* [WHAT IS EXPECTED]: Your task is to print every entry below exactly as given.

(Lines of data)
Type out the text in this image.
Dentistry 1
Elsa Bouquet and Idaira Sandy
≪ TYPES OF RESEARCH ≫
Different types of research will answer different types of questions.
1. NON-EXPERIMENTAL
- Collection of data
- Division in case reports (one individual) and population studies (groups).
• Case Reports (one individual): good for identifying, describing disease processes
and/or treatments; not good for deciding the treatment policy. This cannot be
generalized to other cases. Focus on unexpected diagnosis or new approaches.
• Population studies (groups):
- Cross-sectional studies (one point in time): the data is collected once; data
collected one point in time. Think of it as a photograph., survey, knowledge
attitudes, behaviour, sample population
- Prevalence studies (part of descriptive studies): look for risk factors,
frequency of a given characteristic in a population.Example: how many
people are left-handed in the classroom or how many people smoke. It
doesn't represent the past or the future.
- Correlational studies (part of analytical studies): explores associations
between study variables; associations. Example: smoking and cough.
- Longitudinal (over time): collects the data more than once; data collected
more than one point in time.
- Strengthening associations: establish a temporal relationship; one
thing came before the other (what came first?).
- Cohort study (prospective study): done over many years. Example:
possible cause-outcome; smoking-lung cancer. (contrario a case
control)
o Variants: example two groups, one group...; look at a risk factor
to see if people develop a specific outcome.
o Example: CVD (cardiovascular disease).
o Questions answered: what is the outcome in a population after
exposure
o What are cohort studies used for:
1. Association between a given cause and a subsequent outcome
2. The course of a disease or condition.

* [SOLUTION TO THE PROBLEM]:
Type out the text in this image.
Dentistry 1
Elsa Bouquet and Idaira Sandy
≪ TYPES OF RESEARCH ≫
Different types of research will answer different types of questions.
1. NON-EXPERIMENTAL
- Collection of data
- Division in case reports (one individual) and population studies (groups).
• Case Reports (one individual): good for identifying, describing disease processes
and/or treatments; not good for deciding the treatment policy. This cannot be
generalized to other cases. Focus on unexpected diagnosis or new approaches.
• Population studies (groups):
- Cross-sectional studies (one point in time): the data is collected once; data
collected one point in time. Think of it as a photograph., survey, knowledge
attitudes, behaviour, sample population
- Prevalence studies (part of descriptive studies): look for risk factors,
frequency of a given characteristic in a population.Example: how many
people are left-handed in the classroom or how many people smoke. It
doesn't represent the past or the future.
- Correlational studies (part of analytical studies): explores associations
between study variables; associations. Example: smoking and cough.
- Longitudinal (over time): collects the data more than once; data collected
more than one point in time.
- Strengthening associations: establish a temporal relationship; one
thing came before the other (what came first?).
- Cohort study (prospective study): done over many years. Example:
possible cause-outcome; smoking-lung cancer. (contrario a case
control)
o Variants: example two groups, one group...; look at a risk factor
to see if people develop a specific outcome.
o Example: CVD (cardiovascular disease).
o Questions answered: what is the outcome in a population after
exposure
o What are cohort studies used for:
1. Association between a given cause and a subsequent outcome
2. The course of a disease or condition.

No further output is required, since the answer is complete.